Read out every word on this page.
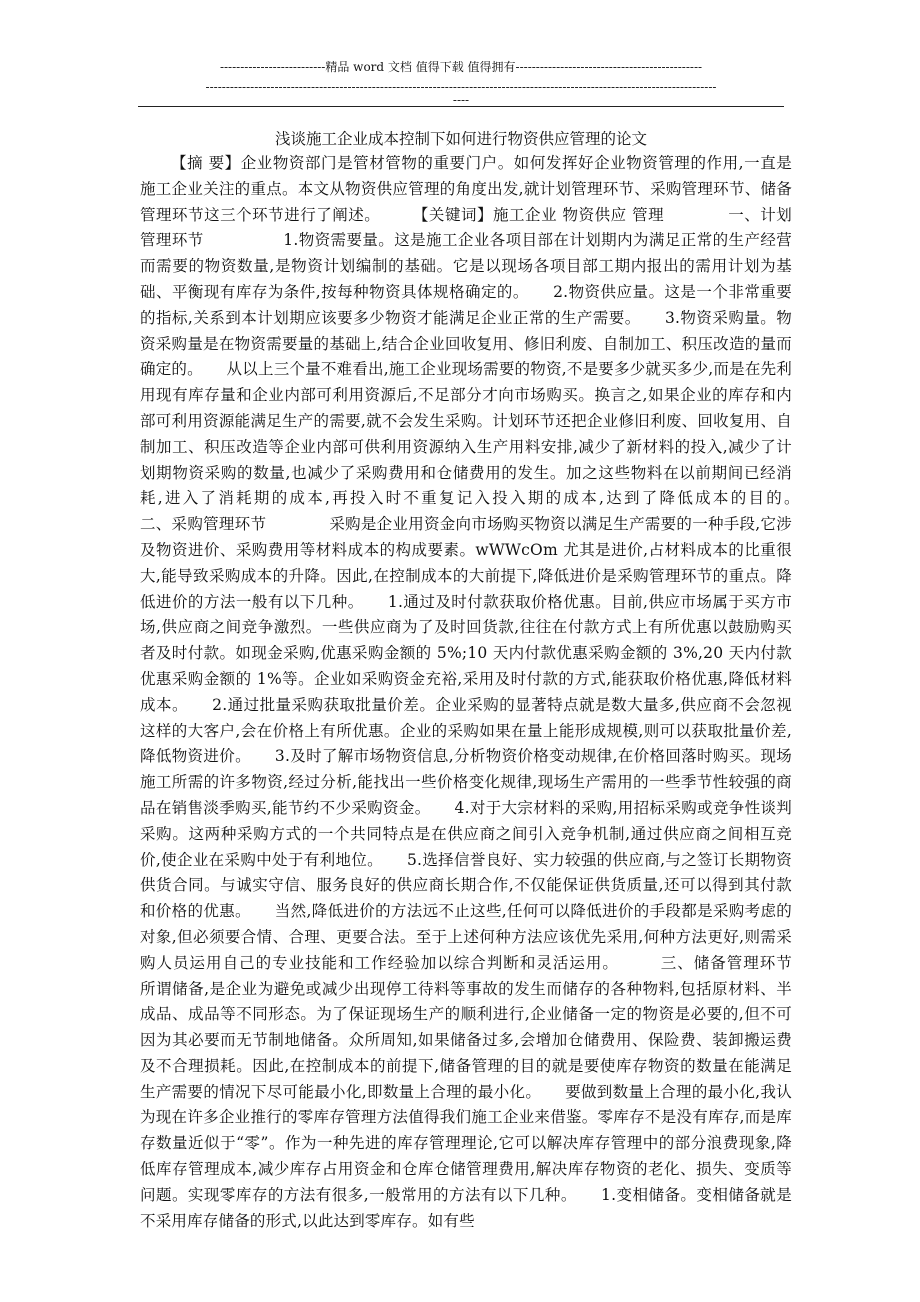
--------------------------精品 word 文档 值得下载 值得拥有----------------------------------------------
------------------------------------------------------------------------------------------------------------------------------
----
浅谈施工企业成本控制下如何进行物资供应管理的论文
【摘 要】企业物资部门是管材管物的重要门户。如何发挥好企业物资管理的作用,一直是施工企业关注的重点。本文从物资供应管理的角度出发,就计划管理环节、采购管理环节、储备管理环节这三个环节进行了阐述。　　　【关键词】施工企业 物资供应 管理　　　　一、计划管理环节　　　　　1.物资需要量。这是施工企业各项目部在计划期内为满足正常的生产经营而需要的物资数量,是物资计划编制的基础。它是以现场各项目部工期内报出的需用计划为基础、平衡现有库存为条件,按每种物资具体规格确定的。　　2.物资供应量。这是一个非常重要的指标,关系到本计划期应该要多少物资才能满足企业正常的生产需要。　　3.物资采购量。物资采购量是在物资需要量的基础上,结合企业回收复用、修旧利废、自制加工、积压改造的量而确定的。　　从以上三个量不难看出,施工企业现场需要的物资,不是要多少就买多少,而是在先利用现有库存量和企业内部可利用资源后,不足部分才向市场购买。换言之,如果企业的库存和内部可利用资源能满足生产的需要,就不会发生采购。计划环节还把企业修旧利废、回收复用、自制加工、积压改造等企业内部可供利用资源纳入生产用料安排,减少了新材料的投入,减少了计划期物资采购的数量,也减少了采购费用和仓储费用的发生。加之这些物料在以前期间已经消耗,进入了消耗期的成本,再投入时不重复记入投入期的成本,达到了降低成本的目的。　　　　二、采购管理环节　　　　采购是企业用资金向市场购买物资以满足生产需要的一种手段,它涉及物资进价、采购费用等材料成本的构成要素。wWWcOm 尤其是进价,占材料成本的比重很大,能导致采购成本的升降。因此,在控制成本的大前提下,降低进价是采购管理环节的重点。降低进价的方法一般有以下几种。　　1.通过及时付款获取价格优惠。目前,供应市场属于买方市场,供应商之间竞争激烈。一些供应商为了及时回货款,往往在付款方式上有所优惠以鼓励购买者及时付款。如现金采购,优惠采购金额的 5%;10 天内付款优惠采购金额的 3%,20 天内付款优惠采购金额的 1%等。企业如采购资金充裕,采用及时付款的方式,能获取价格优惠,降低材料成本。　　2.通过批量采购获取批量价差。企业采购的显著特点就是数大量多,供应商不会忽视这样的大客户,会在价格上有所优惠。企业的采购如果在量上能形成规模,则可以获取批量价差,降低物资进价。　　3.及时了解市场物资信息,分析物资价格变动规律,在价格回落时购买。现场施工所需的许多物资,经过分析,能找出一些价格变化规律,现场生产需用的一些季节性较强的商品在销售淡季购买,能节约不少采购资金。　　4.对于大宗材料的采购,用招标采购或竞争性谈判采购。这两种采购方式的一个共同特点是在供应商之间引入竞争机制,通过供应商之间相互竞价,使企业在采购中处于有利地位。　　5.选择信誉良好、实力较强的供应商,与之签订长期物资供货合同。与诚实守信、服务良好的供应商长期合作,不仅能保证供货质量,还可以得到其付款和价格的优惠。　　当然,降低进价的方法远不止这些,任何可以降低进价的手段都是采购考虑的对象,但必须要合情、合理、更要合法。至于上述何种方法应该优先采用,何种方法更好,则需采购人员运用自己的专业技能和工作经验加以综合判断和灵活运用。　　　三、储备管理环节　　　　所谓储备,是企业为避免或减少出现停工待料等事故的发生而储存的各种物料,包括原材料、半成品、成品等不同形态。为了保证现场生产的顺利进行,企业储备一定的物资是必要的,但不可因为其必要而无节制地储备。众所周知,如果储备过多,会增加仓储费用、保险费、装卸搬运费及不合理损耗。因此,在控制成本的前提下,储备管理的目的就是要使库存物资的数量在能满足生产需要的情况下尽可能最小化,即数量上合理的最小化。　　要做到数量上合理的最小化,我认为现在许多企业推行的零库存管理方法值得我们施工企业来借鉴。零库存不是没有库存,而是库存数量近似于“零”。作为一种先进的库存管理理论,它可以解决库存管理中的部分浪费现象,降低库存管理成本,减少库存占用资金和仓库仓储管理费用,解决库存物资的老化、损失、变质等问题。实现零库存的方法有很多,一般常用的方法有以下几种。　　1.变相储备。变相储备就是不采用库存储备的形式,以此达到零库存。如有些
◆ ◆ ◆ ◆
* **AIM OF THE TASK**: Quote every record above exactly, leaving out the pictures.

* **WRITTEN RESPONSE**:
Read out every word on this page.
--------------------------精品 word 文档 值得下载 值得拥有----------------------------------------------
------------------------------------------------------------------------------------------------------------------------------
----
浅谈施工企业成本控制下如何进行物资供应管理的论文
【摘 要】企业物资部门是管材管物的重要门户。如何发挥好企业物资管理的作用,一直是施工企业关注的重点。本文从物资供应管理的角度出发,就计划管理环节、采购管理环节、储备管理环节这三个环节进行了阐述。　　　【关键词】施工企业 物资供应 管理　　　　一、计划管理环节　　　　　1.物资需要量。这是施工企业各项目部在计划期内为满足正常的生产经营而需要的物资数量,是物资计划编制的基础。它是以现场各项目部工期内报出的需用计划为基础、平衡现有库存为条件,按每种物资具体规格确定的。　　2.物资供应量。这是一个非常重要的指标,关系到本计划期应该要多少物资才能满足企业正常的生产需要。　　3.物资采购量。物资采购量是在物资需要量的基础上,结合企业回收复用、修旧利废、自制加工、积压改造的量而确定的。　　从以上三个量不难看出,施工企业现场需要的物资,不是要多少就买多少,而是在先利用现有库存量和企业内部可利用资源后,不足部分才向市场购买。换言之,如果企业的库存和内部可利用资源能满足生产的需要,就不会发生采购。计划环节还把企业修旧利废、回收复用、自制加工、积压改造等企业内部可供利用资源纳入生产用料安排,减少了新材料的投入,减少了计划期物资采购的数量,也减少了采购费用和仓储费用的发生。加之这些物料在以前期间已经消耗,进入了消耗期的成本,再投入时不重复记入投入期的成本,达到了降低成本的目的。　　　　二、采购管理环节　　　　采购是企业用资金向市场购买物资以满足生产需要的一种手段,它涉及物资进价、采购费用等材料成本的构成要素。wWWcOm 尤其是进价,占材料成本的比重很大,能导致采购成本的升降。因此,在控制成本的大前提下,降低进价是采购管理环节的重点。降低进价的方法一般有以下几种。　　1.通过及时付款获取价格优惠。目前,供应市场属于买方市场,供应商之间竞争激烈。一些供应商为了及时回货款,往往在付款方式上有所优惠以鼓励购买者及时付款。如现金采购,优惠采购金额的 5%;10 天内付款优惠采购金额的 3%,20 天内付款优惠采购金额的 1%等。企业如采购资金充裕,采用及时付款的方式,能获取价格优惠,降低材料成本。　　2.通过批量采购获取批量价差。企业采购的显著特点就是数大量多,供应商不会忽视这样的大客户,会在价格上有所优惠。企业的采购如果在量上能形成规模,则可以获取批量价差,降低物资进价。　　3.及时了解市场物资信息,分析物资价格变动规律,在价格回落时购买。现场施工所需的许多物资,经过分析,能找出一些价格变化规律,现场生产需用的一些季节性较强的商品在销售淡季购买,能节约不少采购资金。　　4.对于大宗材料的采购,用招标采购或竞争性谈判采购。这两种采购方式的一个共同特点是在供应商之间引入竞争机制,通过供应商之间相互竞价,使企业在采购中处于有利地位。　　5.选择信誉良好、实力较强的供应商,与之签订长期物资供货合同。与诚实守信、服务良好的供应商长期合作,不仅能保证供货质量,还可以得到其付款和价格的优惠。　　当然,降低进价的方法远不止这些,任何可以降低进价的手段都是采购考虑的对象,但必须要合情、合理、更要合法。至于上述何种方法应该优先采用,何种方法更好,则需采购人员运用自己的专业技能和工作经验加以综合判断和灵活运用。　　　三、储备管理环节　　　　所谓储备,是企业为避免或减少出现停工待料等事故的发生而储存的各种物料,包括原材料、半成品、成品等不同形态。为了保证现场生产的顺利进行,企业储备一定的物资是必要的,但不可因为其必要而无节制地储备。众所周知,如果储备过多,会增加仓储费用、保险费、装卸搬运费及不合理损耗。因此,在控制成本的前提下,储备管理的目的就是要使库存物资的数量在能满足生产需要的情况下尽可能最小化,即数量上合理的最小化。　　要做到数量上合理的最小化,我认为现在许多企业推行的零库存管理方法值得我们施工企业来借鉴。零库存不是没有库存,而是库存数量近似于“零”。作为一种先进的库存管理理论,它可以解决库存管理中的部分浪费现象,降低库存管理成本,减少库存占用资金和仓库仓储管理费用,解决库存物资的老化、损失、变质等问题。实现零库存的方法有很多,一般常用的方法有以下几种。　　1.变相储备。变相储备就是不采用库存储备的形式,以此达到零库存。如有些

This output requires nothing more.